» **The problem**: Review the material and extract every line in which the word "encouraged" occurs.

Start of Records shown

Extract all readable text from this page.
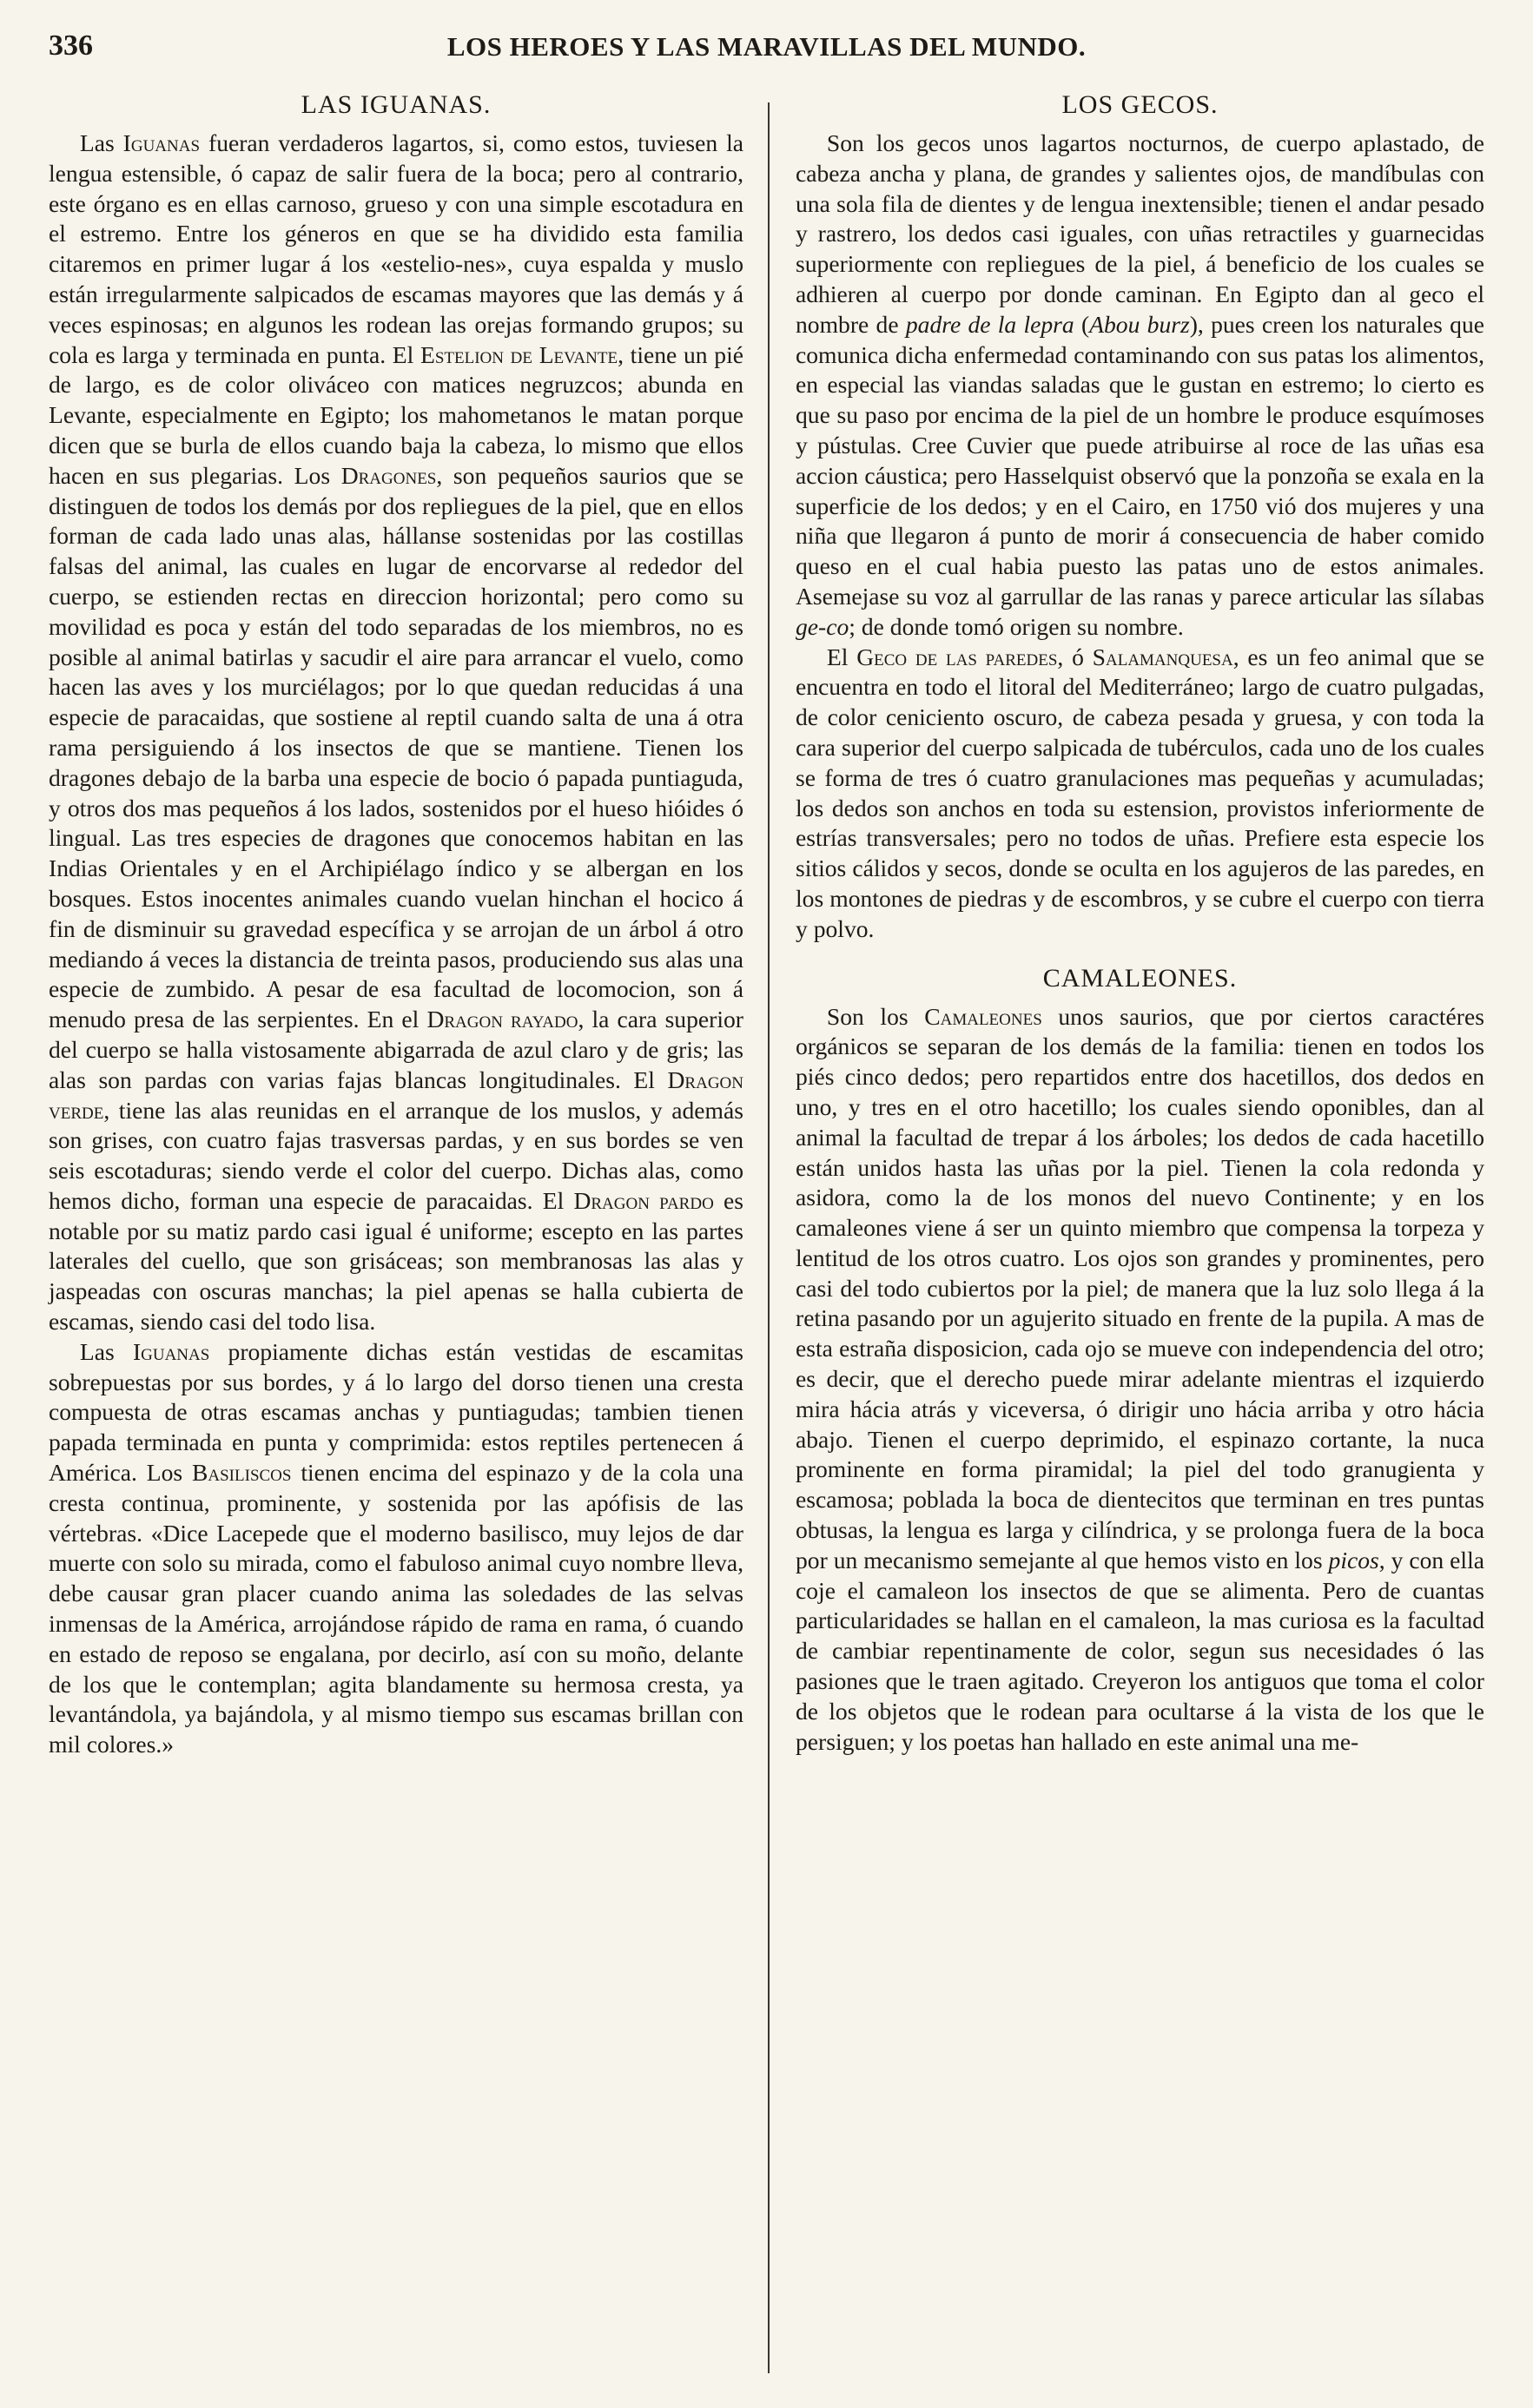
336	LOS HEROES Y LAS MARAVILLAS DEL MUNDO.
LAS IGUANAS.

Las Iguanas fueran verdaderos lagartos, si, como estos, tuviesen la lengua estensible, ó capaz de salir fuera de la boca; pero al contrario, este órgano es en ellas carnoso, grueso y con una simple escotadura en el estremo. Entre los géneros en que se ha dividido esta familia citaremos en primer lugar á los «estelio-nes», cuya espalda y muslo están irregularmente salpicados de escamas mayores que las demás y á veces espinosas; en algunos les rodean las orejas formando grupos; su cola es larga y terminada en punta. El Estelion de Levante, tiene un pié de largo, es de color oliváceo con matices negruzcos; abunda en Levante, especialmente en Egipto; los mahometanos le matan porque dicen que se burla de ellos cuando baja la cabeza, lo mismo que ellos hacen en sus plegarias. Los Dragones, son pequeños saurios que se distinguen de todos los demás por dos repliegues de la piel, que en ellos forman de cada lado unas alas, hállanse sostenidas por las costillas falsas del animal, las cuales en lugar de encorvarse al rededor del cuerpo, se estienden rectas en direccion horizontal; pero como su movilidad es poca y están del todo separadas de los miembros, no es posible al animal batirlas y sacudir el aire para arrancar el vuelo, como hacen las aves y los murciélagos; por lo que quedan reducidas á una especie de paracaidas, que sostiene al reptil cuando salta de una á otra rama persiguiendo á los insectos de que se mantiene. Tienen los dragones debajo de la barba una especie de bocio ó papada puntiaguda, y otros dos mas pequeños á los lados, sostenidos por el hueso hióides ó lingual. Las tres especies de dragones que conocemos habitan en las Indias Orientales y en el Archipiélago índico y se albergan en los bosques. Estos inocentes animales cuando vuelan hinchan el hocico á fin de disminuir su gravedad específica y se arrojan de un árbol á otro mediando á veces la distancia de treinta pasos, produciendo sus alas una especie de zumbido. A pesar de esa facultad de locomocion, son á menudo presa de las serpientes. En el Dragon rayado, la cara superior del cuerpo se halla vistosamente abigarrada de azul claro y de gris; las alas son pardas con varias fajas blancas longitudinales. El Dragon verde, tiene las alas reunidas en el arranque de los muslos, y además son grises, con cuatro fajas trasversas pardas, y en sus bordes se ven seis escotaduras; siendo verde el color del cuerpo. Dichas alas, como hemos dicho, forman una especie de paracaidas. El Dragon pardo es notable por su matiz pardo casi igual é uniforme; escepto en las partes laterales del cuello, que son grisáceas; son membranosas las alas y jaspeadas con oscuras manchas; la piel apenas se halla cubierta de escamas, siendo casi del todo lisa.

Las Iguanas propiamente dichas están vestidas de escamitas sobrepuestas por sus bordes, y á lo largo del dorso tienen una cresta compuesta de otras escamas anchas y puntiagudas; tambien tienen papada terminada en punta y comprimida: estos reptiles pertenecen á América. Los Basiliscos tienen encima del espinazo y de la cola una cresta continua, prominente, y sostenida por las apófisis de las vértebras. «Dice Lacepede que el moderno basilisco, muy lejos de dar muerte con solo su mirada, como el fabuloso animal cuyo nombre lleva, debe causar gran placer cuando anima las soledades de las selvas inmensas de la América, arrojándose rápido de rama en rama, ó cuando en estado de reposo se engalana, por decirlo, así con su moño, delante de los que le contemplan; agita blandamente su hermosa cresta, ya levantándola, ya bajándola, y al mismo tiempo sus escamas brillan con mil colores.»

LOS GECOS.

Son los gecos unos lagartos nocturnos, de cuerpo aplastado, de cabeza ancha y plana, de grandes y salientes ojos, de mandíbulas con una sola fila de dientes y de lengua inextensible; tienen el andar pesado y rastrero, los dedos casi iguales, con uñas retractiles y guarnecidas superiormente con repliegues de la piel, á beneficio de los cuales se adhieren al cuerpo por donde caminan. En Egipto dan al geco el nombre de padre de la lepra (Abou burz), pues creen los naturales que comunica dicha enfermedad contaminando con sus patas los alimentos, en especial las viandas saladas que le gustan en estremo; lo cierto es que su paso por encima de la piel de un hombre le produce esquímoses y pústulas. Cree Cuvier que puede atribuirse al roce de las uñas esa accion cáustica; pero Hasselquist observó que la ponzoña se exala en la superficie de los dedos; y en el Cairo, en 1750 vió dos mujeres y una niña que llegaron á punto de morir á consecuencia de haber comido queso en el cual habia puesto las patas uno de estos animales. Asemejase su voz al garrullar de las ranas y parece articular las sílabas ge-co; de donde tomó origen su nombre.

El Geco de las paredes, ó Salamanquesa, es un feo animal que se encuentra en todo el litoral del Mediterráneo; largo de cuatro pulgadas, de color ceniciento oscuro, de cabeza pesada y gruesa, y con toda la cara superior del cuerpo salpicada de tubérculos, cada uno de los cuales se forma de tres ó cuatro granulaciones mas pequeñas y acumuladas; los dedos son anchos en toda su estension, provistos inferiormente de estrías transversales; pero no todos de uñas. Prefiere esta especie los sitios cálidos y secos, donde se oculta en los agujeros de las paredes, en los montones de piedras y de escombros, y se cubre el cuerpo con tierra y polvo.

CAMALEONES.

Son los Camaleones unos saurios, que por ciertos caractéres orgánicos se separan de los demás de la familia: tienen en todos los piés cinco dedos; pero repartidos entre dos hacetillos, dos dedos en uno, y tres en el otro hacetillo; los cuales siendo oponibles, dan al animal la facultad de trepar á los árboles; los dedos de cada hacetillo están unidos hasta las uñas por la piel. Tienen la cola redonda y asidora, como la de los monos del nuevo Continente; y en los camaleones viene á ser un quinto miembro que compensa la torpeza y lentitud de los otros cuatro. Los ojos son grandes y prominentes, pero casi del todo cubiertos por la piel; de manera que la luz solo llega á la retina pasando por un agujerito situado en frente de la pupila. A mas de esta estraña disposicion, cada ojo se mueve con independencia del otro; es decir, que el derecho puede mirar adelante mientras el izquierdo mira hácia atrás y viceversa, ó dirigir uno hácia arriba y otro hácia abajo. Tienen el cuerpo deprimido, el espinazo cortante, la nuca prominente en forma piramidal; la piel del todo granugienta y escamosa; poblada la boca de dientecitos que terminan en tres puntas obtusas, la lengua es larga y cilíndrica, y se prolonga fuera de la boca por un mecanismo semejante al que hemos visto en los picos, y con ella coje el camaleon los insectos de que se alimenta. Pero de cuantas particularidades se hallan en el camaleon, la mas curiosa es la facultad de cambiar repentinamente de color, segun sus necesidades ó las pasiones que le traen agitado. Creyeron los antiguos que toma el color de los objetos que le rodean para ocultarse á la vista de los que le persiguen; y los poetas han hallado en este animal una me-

End of Records shown
Start of Records shown

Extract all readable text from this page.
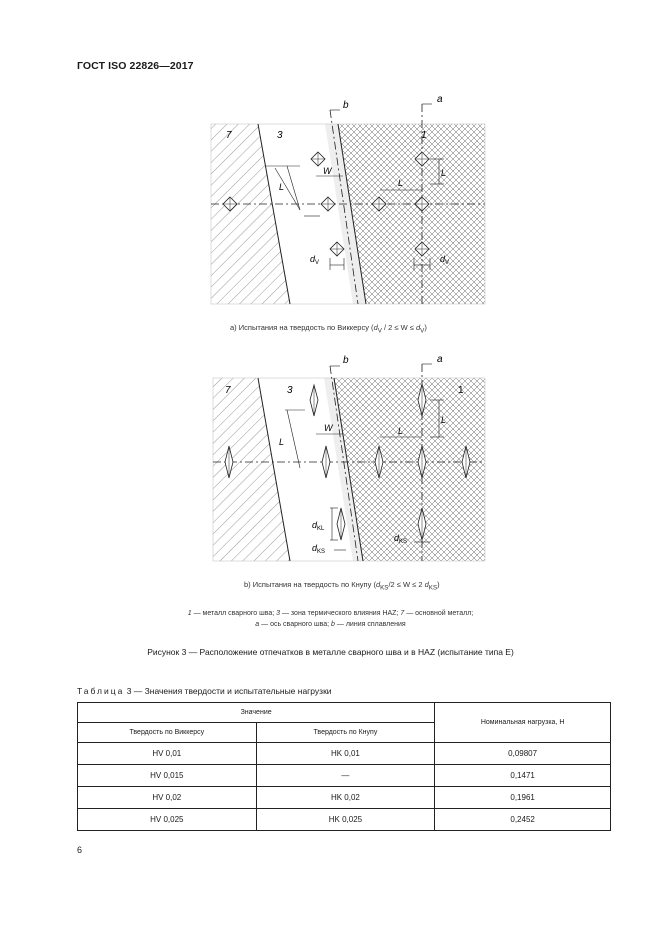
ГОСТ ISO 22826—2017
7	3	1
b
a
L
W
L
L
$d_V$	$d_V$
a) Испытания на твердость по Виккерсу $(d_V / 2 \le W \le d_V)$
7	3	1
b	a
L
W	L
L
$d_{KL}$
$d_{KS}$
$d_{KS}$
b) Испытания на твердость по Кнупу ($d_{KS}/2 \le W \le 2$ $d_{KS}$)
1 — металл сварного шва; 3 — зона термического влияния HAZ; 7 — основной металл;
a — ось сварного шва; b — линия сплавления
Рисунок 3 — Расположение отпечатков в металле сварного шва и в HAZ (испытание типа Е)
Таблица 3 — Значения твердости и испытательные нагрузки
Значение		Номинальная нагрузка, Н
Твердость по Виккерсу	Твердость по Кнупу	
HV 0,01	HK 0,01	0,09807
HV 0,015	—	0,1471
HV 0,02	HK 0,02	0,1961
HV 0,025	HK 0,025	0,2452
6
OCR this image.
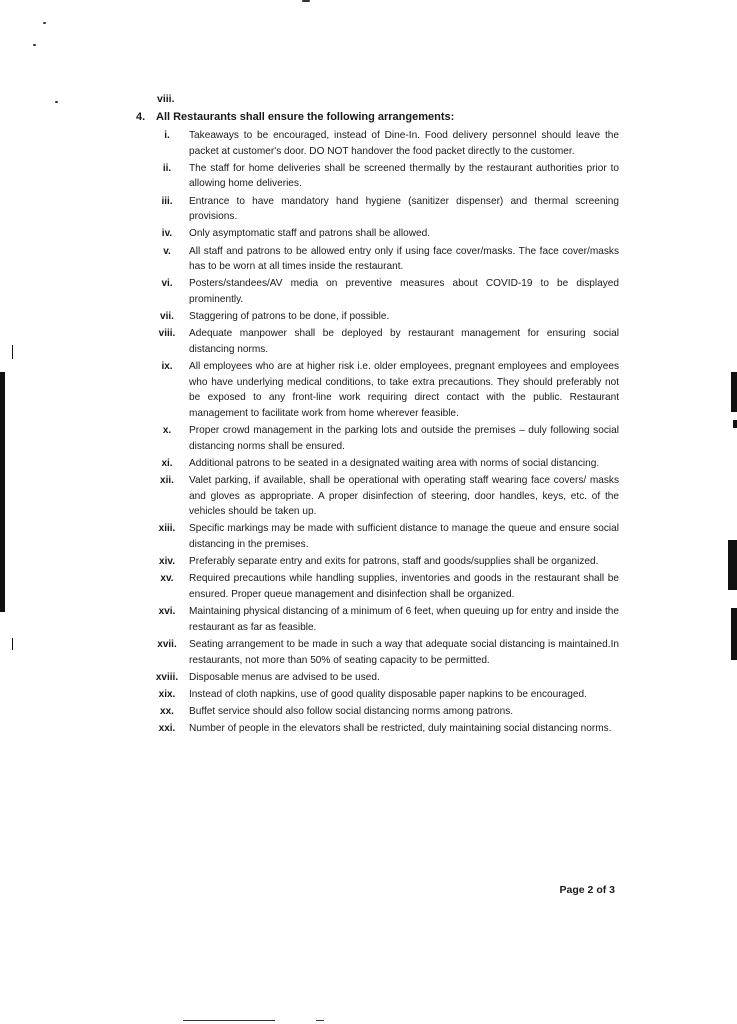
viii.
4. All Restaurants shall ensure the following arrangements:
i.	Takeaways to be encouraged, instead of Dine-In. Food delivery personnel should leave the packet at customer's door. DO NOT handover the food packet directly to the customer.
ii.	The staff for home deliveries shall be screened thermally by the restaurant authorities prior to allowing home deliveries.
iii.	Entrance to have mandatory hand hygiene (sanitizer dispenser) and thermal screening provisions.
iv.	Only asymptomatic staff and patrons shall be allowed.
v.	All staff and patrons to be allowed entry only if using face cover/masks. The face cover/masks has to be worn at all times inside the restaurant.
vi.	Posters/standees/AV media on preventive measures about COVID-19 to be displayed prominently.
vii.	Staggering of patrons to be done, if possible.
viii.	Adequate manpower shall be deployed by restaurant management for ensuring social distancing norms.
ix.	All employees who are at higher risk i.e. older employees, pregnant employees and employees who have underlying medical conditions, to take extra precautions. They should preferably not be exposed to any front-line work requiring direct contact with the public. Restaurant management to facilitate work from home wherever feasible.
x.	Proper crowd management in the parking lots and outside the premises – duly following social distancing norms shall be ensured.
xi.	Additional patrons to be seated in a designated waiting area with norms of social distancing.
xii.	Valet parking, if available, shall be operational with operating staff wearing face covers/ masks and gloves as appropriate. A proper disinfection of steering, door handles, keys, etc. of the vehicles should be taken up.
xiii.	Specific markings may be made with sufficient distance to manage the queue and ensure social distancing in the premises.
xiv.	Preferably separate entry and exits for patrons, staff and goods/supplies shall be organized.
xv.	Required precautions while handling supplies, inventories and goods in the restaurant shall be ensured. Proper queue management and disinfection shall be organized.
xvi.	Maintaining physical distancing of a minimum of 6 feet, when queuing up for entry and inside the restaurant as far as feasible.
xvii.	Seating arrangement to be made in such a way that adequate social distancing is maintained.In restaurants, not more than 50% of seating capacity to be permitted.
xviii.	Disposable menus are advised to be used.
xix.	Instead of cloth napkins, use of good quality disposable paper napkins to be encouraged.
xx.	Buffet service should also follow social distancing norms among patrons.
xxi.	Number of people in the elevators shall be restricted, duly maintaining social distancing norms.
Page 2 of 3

End of Records shown
Start of Records shown

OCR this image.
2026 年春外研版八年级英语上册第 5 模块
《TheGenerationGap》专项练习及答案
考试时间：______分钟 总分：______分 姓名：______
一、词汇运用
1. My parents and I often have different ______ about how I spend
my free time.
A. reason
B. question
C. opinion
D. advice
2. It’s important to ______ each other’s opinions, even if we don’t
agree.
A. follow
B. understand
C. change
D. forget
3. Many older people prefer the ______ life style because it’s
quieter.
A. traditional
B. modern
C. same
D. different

End of Records shown

» **Response**:
i.	Takeaways to be encouraged, instead of Dine-In. Food delivery personnel should leave the packet at customer's door. DO NOT handover the food packet directly to the customer.
xix.	Instead of cloth napkins, use of good quality disposable paper napkins to be encouraged.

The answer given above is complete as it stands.